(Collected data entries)
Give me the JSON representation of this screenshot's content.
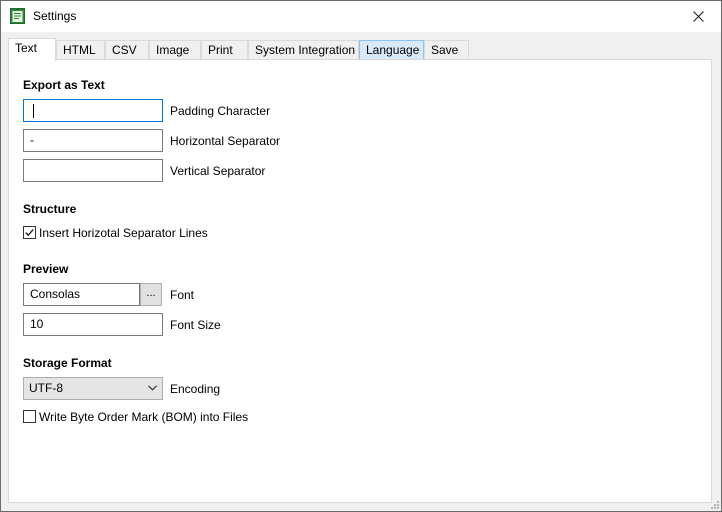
{
  "window": {
    "title": "Settings",
    "app_icon": "notepad-icon",
    "close_icon": "close-icon"
  },
  "tabs": [
    {
      "label": "Text",
      "active": true
    },
    {
      "label": "HTML"
    },
    {
      "label": "CSV"
    },
    {
      "label": "Image"
    },
    {
      "label": "Print"
    },
    {
      "label": "System Integration"
    },
    {
      "label": "Language",
      "hovered": true
    },
    {
      "label": "Save"
    }
  ],
  "export_text": {
    "heading": "Export as Text",
    "padding_char": {
      "value": "",
      "label": "Padding Character"
    },
    "horizontal_sep": {
      "value": "-",
      "label": "Horizontal Separator"
    },
    "vertical_sep": {
      "value": "",
      "label": "Vertical Separator"
    }
  },
  "structure": {
    "heading": "Structure",
    "insert_lines": {
      "label": "Insert Horizotal Separator Lines",
      "checked": true
    }
  },
  "preview": {
    "heading": "Preview",
    "font": {
      "value": "Consolas",
      "browse_label": "...",
      "label": "Font"
    },
    "font_size": {
      "value": "10",
      "label": "Font Size"
    }
  },
  "storage": {
    "heading": "Storage Format",
    "encoding": {
      "value": "UTF-8",
      "label": "Encoding"
    },
    "bom": {
      "label": "Write Byte Order Mark (BOM) into Files",
      "checked": false
    }
  }
}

- **Stated problem**:
Collect each line above holding the string "value".

- **Task response**:
      "value": "",
      "value": "-",
      "value": "",
      "value": "Consolas",
      "value": "10",
      "value": "UTF-8",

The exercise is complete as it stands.